Exercise goal: Retype all of the entries word for word.

╭─ Dataset records

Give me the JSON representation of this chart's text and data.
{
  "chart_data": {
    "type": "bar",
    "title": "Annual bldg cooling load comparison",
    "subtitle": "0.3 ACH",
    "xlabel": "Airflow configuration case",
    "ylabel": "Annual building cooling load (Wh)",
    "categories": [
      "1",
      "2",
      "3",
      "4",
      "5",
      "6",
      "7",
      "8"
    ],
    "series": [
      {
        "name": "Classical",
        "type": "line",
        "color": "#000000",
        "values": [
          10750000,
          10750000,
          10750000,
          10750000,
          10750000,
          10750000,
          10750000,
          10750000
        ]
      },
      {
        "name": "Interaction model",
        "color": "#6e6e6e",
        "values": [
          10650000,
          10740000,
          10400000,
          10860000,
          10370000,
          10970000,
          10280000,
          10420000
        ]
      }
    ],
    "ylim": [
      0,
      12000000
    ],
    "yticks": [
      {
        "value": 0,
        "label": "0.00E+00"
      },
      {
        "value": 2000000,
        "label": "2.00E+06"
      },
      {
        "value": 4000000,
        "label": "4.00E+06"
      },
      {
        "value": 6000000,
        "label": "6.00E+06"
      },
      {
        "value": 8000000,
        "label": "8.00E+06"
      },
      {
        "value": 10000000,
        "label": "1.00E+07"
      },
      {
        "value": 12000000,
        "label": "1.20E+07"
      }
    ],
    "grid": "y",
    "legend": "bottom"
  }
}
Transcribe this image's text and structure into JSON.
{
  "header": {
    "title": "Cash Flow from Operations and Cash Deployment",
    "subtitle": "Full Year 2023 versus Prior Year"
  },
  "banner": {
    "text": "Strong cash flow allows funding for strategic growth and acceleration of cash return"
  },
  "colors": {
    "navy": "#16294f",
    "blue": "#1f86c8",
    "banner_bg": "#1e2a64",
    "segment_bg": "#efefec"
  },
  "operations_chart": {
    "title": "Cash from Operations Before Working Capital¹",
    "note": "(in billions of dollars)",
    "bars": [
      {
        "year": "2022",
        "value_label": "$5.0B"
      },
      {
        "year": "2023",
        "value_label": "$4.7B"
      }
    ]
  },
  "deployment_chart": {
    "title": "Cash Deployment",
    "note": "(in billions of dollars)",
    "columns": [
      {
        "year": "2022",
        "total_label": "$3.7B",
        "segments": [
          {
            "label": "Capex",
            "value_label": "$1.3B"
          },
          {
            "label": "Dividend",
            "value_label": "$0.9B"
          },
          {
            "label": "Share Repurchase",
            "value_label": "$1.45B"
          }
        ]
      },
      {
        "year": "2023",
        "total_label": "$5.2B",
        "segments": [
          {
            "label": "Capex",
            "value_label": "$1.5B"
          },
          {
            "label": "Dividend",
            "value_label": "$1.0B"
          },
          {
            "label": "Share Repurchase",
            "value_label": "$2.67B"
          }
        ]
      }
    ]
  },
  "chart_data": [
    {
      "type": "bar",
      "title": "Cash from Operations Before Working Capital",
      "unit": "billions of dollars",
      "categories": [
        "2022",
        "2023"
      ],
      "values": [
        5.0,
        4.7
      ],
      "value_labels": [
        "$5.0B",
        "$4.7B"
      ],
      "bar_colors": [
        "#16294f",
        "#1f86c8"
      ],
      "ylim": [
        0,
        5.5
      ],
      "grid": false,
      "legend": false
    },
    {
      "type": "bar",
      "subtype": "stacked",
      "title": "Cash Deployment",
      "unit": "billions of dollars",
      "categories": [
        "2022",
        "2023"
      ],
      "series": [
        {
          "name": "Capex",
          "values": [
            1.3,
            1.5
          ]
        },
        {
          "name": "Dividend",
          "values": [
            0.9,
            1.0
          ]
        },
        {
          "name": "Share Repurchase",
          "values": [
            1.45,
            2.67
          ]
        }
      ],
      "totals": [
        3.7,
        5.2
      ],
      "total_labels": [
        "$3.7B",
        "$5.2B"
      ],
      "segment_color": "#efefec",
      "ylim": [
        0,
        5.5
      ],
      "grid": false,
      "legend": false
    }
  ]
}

╰─

The completed task:
Give me the JSON representation of this chart's text and data.
{
  "chart_data": {
    "type": "bar",
    "title": "Annual bldg cooling load comparison",
    "subtitle": "0.3 ACH",
    "xlabel": "Airflow configuration case",
    "ylabel": "Annual building cooling load (Wh)",
    "categories": [
      "1",
      "2",
      "3",
      "4",
      "5",
      "6",
      "7",
      "8"
    ],
    "series": [
      {
        "name": "Classical",
        "type": "line",
        "color": "#000000",
        "values": [
          10750000,
          10750000,
          10750000,
          10750000,
          10750000,
          10750000,
          10750000,
          10750000
        ]
      },
      {
        "name": "Interaction model",
        "color": "#6e6e6e",
        "values": [
          10650000,
          10740000,
          10400000,
          10860000,
          10370000,
          10970000,
          10280000,
          10420000
        ]
      }
    ],
    "ylim": [
      0,
      12000000
    ],
    "yticks": [
      {
        "value": 0,
        "label": "0.00E+00"
      },
      {
        "value": 2000000,
        "label": "2.00E+06"
      },
      {
        "value": 4000000,
        "label": "4.00E+06"
      },
      {
        "value": 6000000,
        "label": "6.00E+06"
      },
      {
        "value": 8000000,
        "label": "8.00E+06"
      },
      {
        "value": 10000000,
        "label": "1.00E+07"
      },
      {
        "value": 12000000,
        "label": "1.20E+07"
      }
    ],
    "grid": "y",
    "legend": "bottom"
  }
}
Transcribe this image's text and structure into JSON.
{
  "header": {
    "title": "Cash Flow from Operations and Cash Deployment",
    "subtitle": "Full Year 2023 versus Prior Year"
  },
  "banner": {
    "text": "Strong cash flow allows funding for strategic growth and acceleration of cash return"
  },
  "colors": {
    "navy": "#16294f",
    "blue": "#1f86c8",
    "banner_bg": "#1e2a64",
    "segment_bg": "#efefec"
  },
  "operations_chart": {
    "title": "Cash from Operations Before Working Capital¹",
    "note": "(in billions of dollars)",
    "bars": [
      {
        "year": "2022",
        "value_label": "$5.0B"
      },
      {
        "year": "2023",
        "value_label": "$4.7B"
      }
    ]
  },
  "deployment_chart": {
    "title": "Cash Deployment",
    "note": "(in billions of dollars)",
    "columns": [
      {
        "year": "2022",
        "total_label": "$3.7B",
        "segments": [
          {
            "label": "Capex",
            "value_label": "$1.3B"
          },
          {
            "label": "Dividend",
            "value_label": "$0.9B"
          },
          {
            "label": "Share Repurchase",
            "value_label": "$1.45B"
          }
        ]
      },
      {
        "year": "2023",
        "total_label": "$5.2B",
        "segments": [
          {
            "label": "Capex",
            "value_label": "$1.5B"
          },
          {
            "label": "Dividend",
            "value_label": "$1.0B"
          },
          {
            "label": "Share Repurchase",
            "value_label": "$2.67B"
          }
        ]
      }
    ]
  },
  "chart_data": [
    {
      "type": "bar",
      "title": "Cash from Operations Before Working Capital",
      "unit": "billions of dollars",
      "categories": [
        "2022",
        "2023"
      ],
      "values": [
        5.0,
        4.7
      ],
      "value_labels": [
        "$5.0B",
        "$4.7B"
      ],
      "bar_colors": [
        "#16294f",
        "#1f86c8"
      ],
      "ylim": [
        0,
        5.5
      ],
      "grid": false,
      "legend": false
    },
    {
      "type": "bar",
      "subtype": "stacked",
      "title": "Cash Deployment",
      "unit": "billions of dollars",
      "categories": [
        "2022",
        "2023"
      ],
      "series": [
        {
          "name": "Capex",
          "values": [
            1.3,
            1.5
          ]
        },
        {
          "name": "Dividend",
          "values": [
            0.9,
            1.0
          ]
        },
        {
          "name": "Share Repurchase",
          "values": [
            1.45,
            2.67
          ]
        }
      ],
      "totals": [
        3.7,
        5.2
      ],
      "total_labels": [
        "$3.7B",
        "$5.2B"
      ],
      "segment_color": "#efefec",
      "ylim": [
        0,
        5.5
      ],
      "grid": false,
      "legend": false
    }
  ]
}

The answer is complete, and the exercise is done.